Report only how many lines hold the word "Cube".

[start WORKING DATA]

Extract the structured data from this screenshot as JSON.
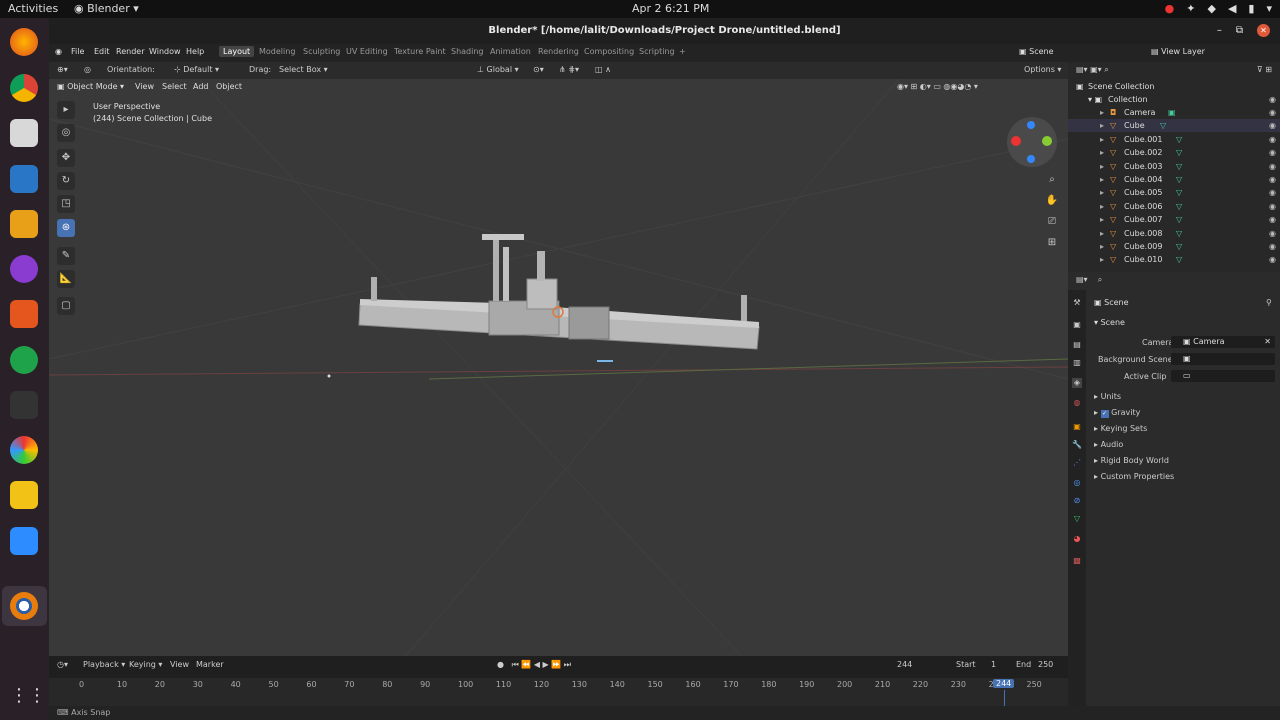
{
  "system": {
    "activities": "Activities",
    "app_name": "Blender",
    "clock": "Apr 2   6:21 PM"
  },
  "window": {
    "title": "Blender* [/home/lalit/Downloads/Project Drone/untitled.blend]"
  },
  "menu": [
    "File",
    "Edit",
    "Render",
    "Window",
    "Help"
  ],
  "workspaces": [
    "Layout",
    "Modeling",
    "Sculpting",
    "UV Editing",
    "Texture Paint",
    "Shading",
    "Animation",
    "Rendering",
    "Compositing",
    "Scripting"
  ],
  "top_right": {
    "scene": "Scene",
    "view_layer": "View Layer"
  },
  "viewport_header": {
    "orientation_label": "Orientation:",
    "orientation_value": "Default",
    "drag_label": "Drag:",
    "drag_value": "Select Box",
    "transform": "Global",
    "options": "Options",
    "mode": "Object Mode",
    "view": "View",
    "select": "Select",
    "add": "Add",
    "object": "Object"
  },
  "viewport_info": {
    "line1": "User Perspective",
    "line2": "(244) Scene Collection | Cube"
  },
  "outliner": {
    "root": "Scene Collection",
    "collection": "Collection",
    "items": [
      "Camera",
      "Cube",
      "Cube.001",
      "Cube.002",
      "Cube.003",
      "Cube.004",
      "Cube.005",
      "Cube.006",
      "Cube.007",
      "Cube.008",
      "Cube.009",
      "Cube.010"
    ]
  },
  "properties": {
    "header": "Scene",
    "panel": "Scene",
    "camera_label": "Camera",
    "camera_value": "Camera",
    "bg_label": "Background Scene",
    "clip_label": "Active Clip",
    "sections": [
      "Units",
      "Gravity",
      "Keying Sets",
      "Audio",
      "Rigid Body World",
      "Custom Properties"
    ]
  },
  "timeline": {
    "playback": "Playback",
    "keying": "Keying",
    "view": "View",
    "marker": "Marker",
    "current_frame": "244",
    "start_label": "Start",
    "start": "1",
    "end_label": "End",
    "end": "250",
    "ticks": [
      "0",
      "10",
      "20",
      "30",
      "40",
      "50",
      "60",
      "70",
      "80",
      "90",
      "100",
      "110",
      "120",
      "130",
      "140",
      "150",
      "160",
      "170",
      "180",
      "190",
      "200",
      "210",
      "220",
      "230",
      "240",
      "250"
    ]
  },
  "status": {
    "hint": "Axis Snap"
  }
}
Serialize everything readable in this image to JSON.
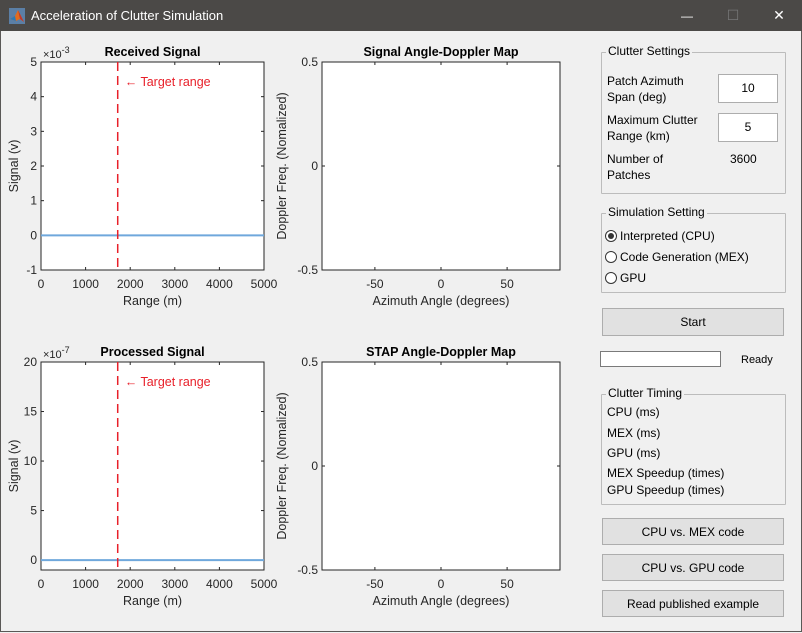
{
  "window": {
    "title": "Acceleration of Clutter Simulation",
    "controls": {
      "minimize": "—",
      "maximize": "☐",
      "close": "✕"
    }
  },
  "chart_data": [
    {
      "id": "received",
      "type": "line",
      "title": "Received Signal",
      "xlabel": "Range (m)",
      "ylabel": "Signal (v)",
      "xlim": [
        0,
        5000
      ],
      "ylim": [
        -1,
        5
      ],
      "y_exponent": "×10",
      "y_exponent_power": "-3",
      "xticks": [
        "0",
        "1000",
        "2000",
        "3000",
        "4000",
        "5000"
      ],
      "yticks": [
        "-1",
        "0",
        "1",
        "2",
        "3",
        "4",
        "5"
      ],
      "series": [
        {
          "name": "signal",
          "x": [
            0,
            5000
          ],
          "y": [
            0,
            0
          ],
          "color": "#6fa8dc"
        }
      ],
      "annotation": {
        "text": "← Target range",
        "target_range": 1720,
        "color": "#e8202a"
      }
    },
    {
      "id": "signal-map",
      "type": "heatmap",
      "title": "Signal Angle-Doppler Map",
      "xlabel": "Azimuth Angle (degrees)",
      "ylabel": "Doppler Freq. (Nomalized)",
      "xlim": [
        -90,
        90
      ],
      "ylim": [
        -0.5,
        0.5
      ],
      "xticks": [
        "-50",
        "0",
        "50"
      ],
      "yticks": [
        "-0.5",
        "0",
        "0.5"
      ]
    },
    {
      "id": "processed",
      "type": "line",
      "title": "Processed Signal",
      "xlabel": "Range (m)",
      "ylabel": "Signal (v)",
      "xlim": [
        0,
        5000
      ],
      "ylim": [
        -1,
        20
      ],
      "y_exponent": "×10",
      "y_exponent_power": "-7",
      "xticks": [
        "0",
        "1000",
        "2000",
        "3000",
        "4000",
        "5000"
      ],
      "yticks": [
        "0",
        "5",
        "10",
        "15",
        "20"
      ],
      "series": [
        {
          "name": "signal",
          "x": [
            0,
            5000
          ],
          "y": [
            0,
            0
          ],
          "color": "#6fa8dc"
        }
      ],
      "annotation": {
        "text": "← Target range",
        "target_range": 1720,
        "color": "#e8202a"
      }
    },
    {
      "id": "stap-map",
      "type": "heatmap",
      "title": "STAP Angle-Doppler Map",
      "xlabel": "Azimuth Angle (degrees)",
      "ylabel": "Doppler Freq. (Nomalized)",
      "xlim": [
        -90,
        90
      ],
      "ylim": [
        -0.5,
        0.5
      ],
      "xticks": [
        "-50",
        "0",
        "50"
      ],
      "yticks": [
        "-0.5",
        "0",
        "0.5"
      ]
    }
  ],
  "clutter_settings": {
    "title": "Clutter Settings",
    "patch_span_label_1": "Patch Azimuth",
    "patch_span_label_2": "Span (deg)",
    "patch_span_value": "10",
    "max_range_label_1": "Maximum Clutter",
    "max_range_label_2": "Range (km)",
    "max_range_value": "5",
    "num_patches_label_1": "Number of",
    "num_patches_label_2": "Patches",
    "num_patches_value": "3600"
  },
  "simulation_setting": {
    "title": "Simulation Setting",
    "options": [
      {
        "label": "Interpreted (CPU)",
        "selected": true
      },
      {
        "label": "Code Generation (MEX)",
        "selected": false
      },
      {
        "label": "GPU",
        "selected": false
      }
    ]
  },
  "start_button": "Start",
  "progress": {
    "value": 0,
    "status": "Ready"
  },
  "clutter_timing": {
    "title": "Clutter Timing",
    "rows": [
      "CPU (ms)",
      "MEX (ms)",
      "GPU (ms)",
      "MEX Speedup (times)",
      "GPU Speedup (times)"
    ]
  },
  "buttons": {
    "cpu_vs_mex": "CPU vs. MEX code",
    "cpu_vs_gpu": "CPU vs. GPU code",
    "read_example": "Read published example"
  }
}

[end WORKING DATA]

WRITTEN SOLUTION :: 12